== TASK ==
Return the listing below verbatim. Pictures do not belong in the copy.

Collection entries
━━━━━━

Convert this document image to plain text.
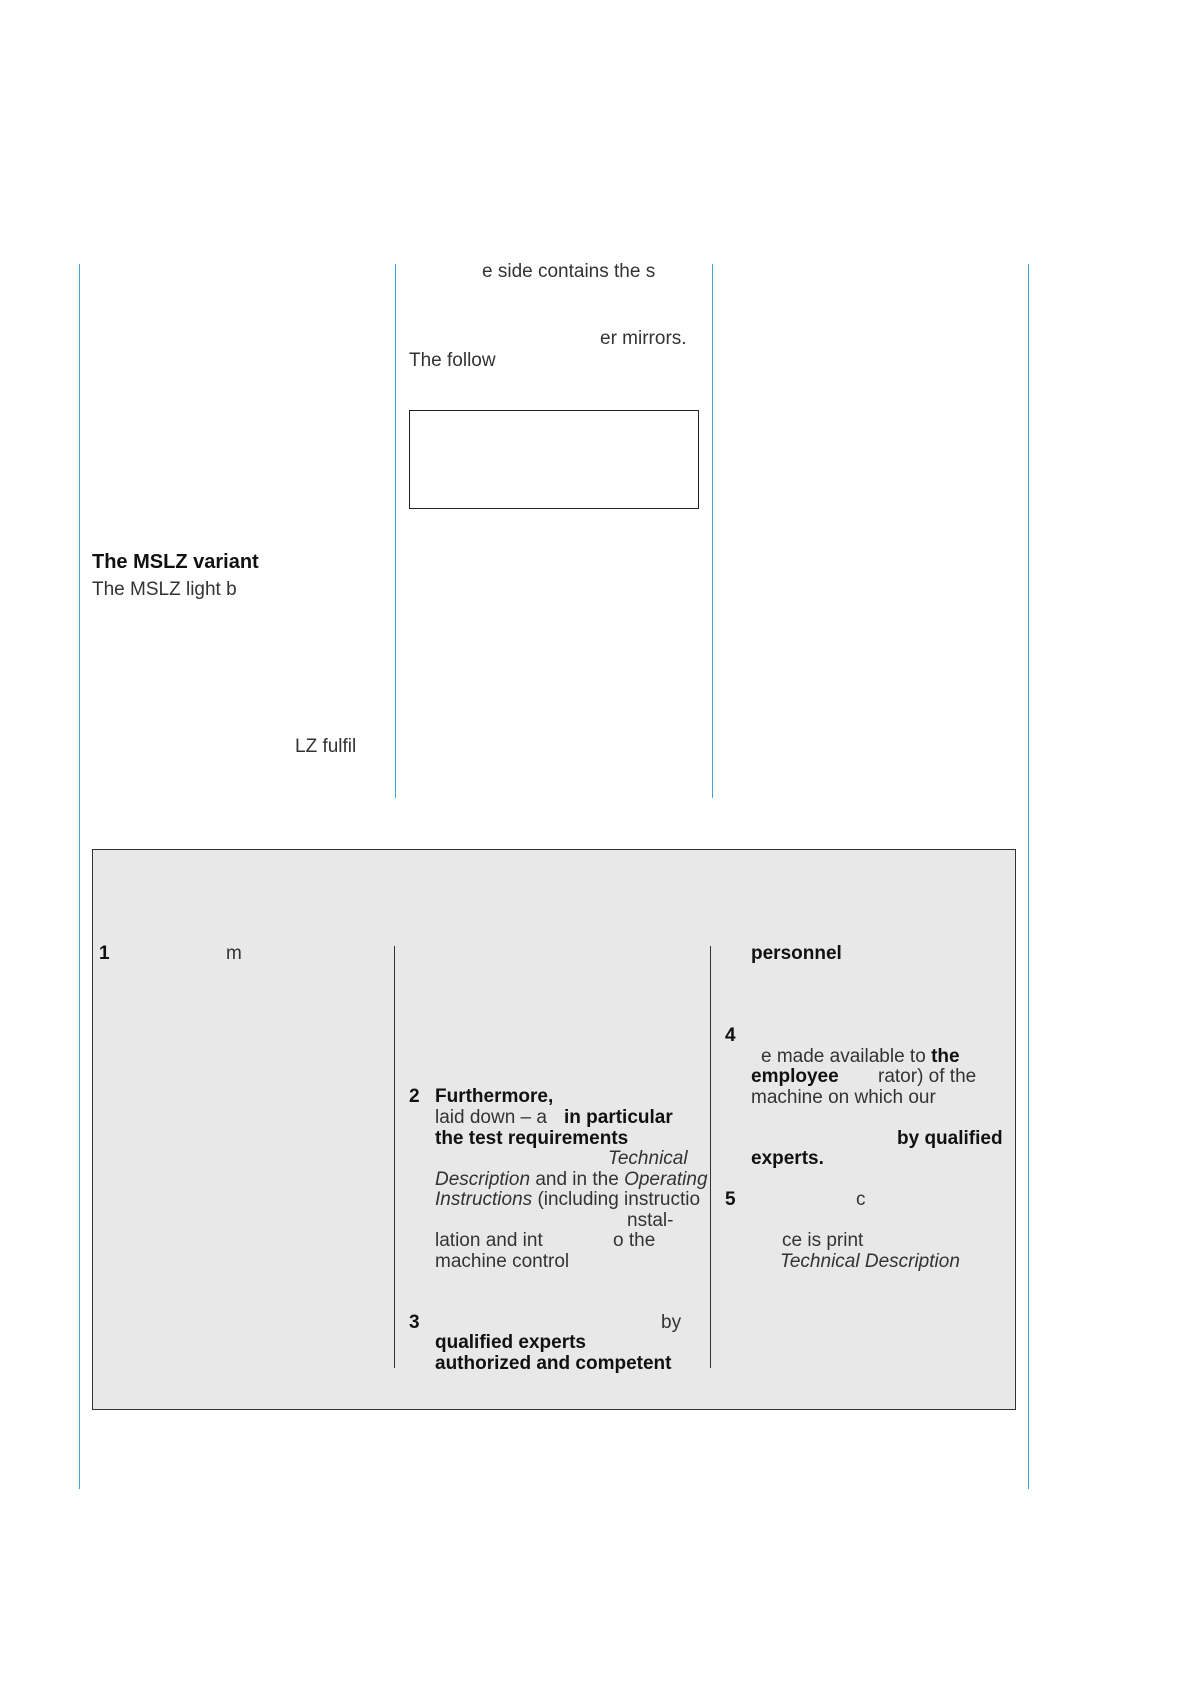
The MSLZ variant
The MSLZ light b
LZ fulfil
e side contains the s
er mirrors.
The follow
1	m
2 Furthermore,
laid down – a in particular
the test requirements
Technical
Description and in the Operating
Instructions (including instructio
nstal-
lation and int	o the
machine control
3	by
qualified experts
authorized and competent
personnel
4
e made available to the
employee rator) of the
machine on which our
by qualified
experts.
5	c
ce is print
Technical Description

━━━━━━

== SOLUTION TO THIS PROBLEM ==
Convert this document image to plain text.
The MSLZ variant
The MSLZ light b
LZ fulfil
e side contains the s
er mirrors.
The follow
1	m
2 Furthermore,
laid down – a in particular
the test requirements
Technical
Description and in the Operating
Instructions (including instructio
nstal-
lation and int	o the
machine control
3	by
qualified experts
authorized and competent
personnel
4
e made available to the
employee rator) of the
machine on which our
by qualified
experts.
5	c
ce is print
Technical Description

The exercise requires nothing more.